### SUPPLIED DATA
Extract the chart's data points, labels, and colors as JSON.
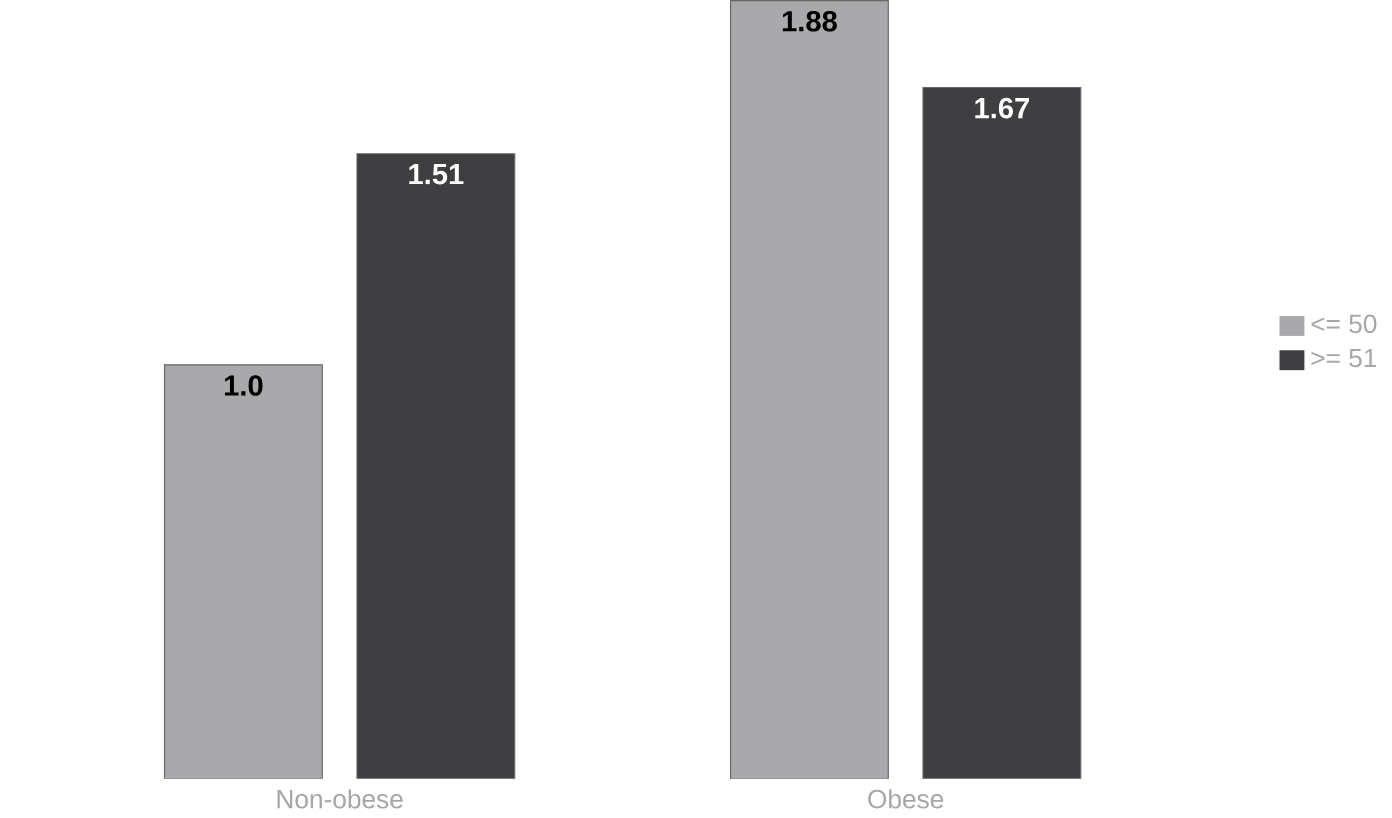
{
  "chart_data": {
    "type": "bar",
    "categories": [
      "Non-obese",
      "Obese"
    ],
    "series": [
      {
        "name": "<= 50",
        "color": "#a9a9ab",
        "values": [
          1.0,
          1.88
        ],
        "value_labels": [
          "1.0",
          "1.88"
        ]
      },
      {
        "name": ">= 51",
        "color": "#3f3f41",
        "values": [
          1.51,
          1.67
        ],
        "value_labels": [
          "1.51",
          "1.67"
        ]
      }
    ],
    "legend": "right"
  }
}
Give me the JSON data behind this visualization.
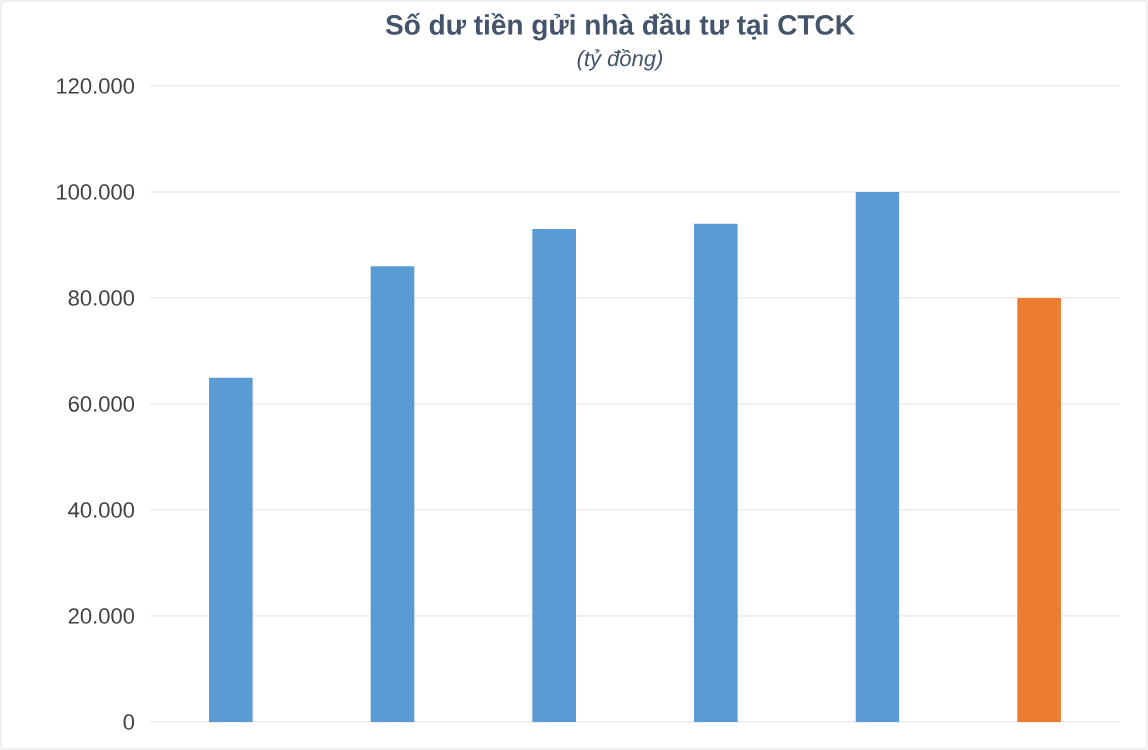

### REQUIREMENTS
Copy out the data above exactly, except the pictures.

### CORRECT RESULT
Extract the chart's data points, labels, and colors as JSON.
{
  "chart_data": {
    "type": "bar",
    "categories": [
      "Non-obese",
      "Obese"
    ],
    "series": [
      {
        "name": "<= 50",
        "color": "#a9a9ab",
        "values": [
          1.0,
          1.88
        ],
        "value_labels": [
          "1.0",
          "1.88"
        ]
      },
      {
        "name": ">= 51",
        "color": "#3f3f41",
        "values": [
          1.51,
          1.67
        ],
        "value_labels": [
          "1.51",
          "1.67"
        ]
      }
    ],
    "legend": "right"
  }
}
Give me the JSON data behind this visualization.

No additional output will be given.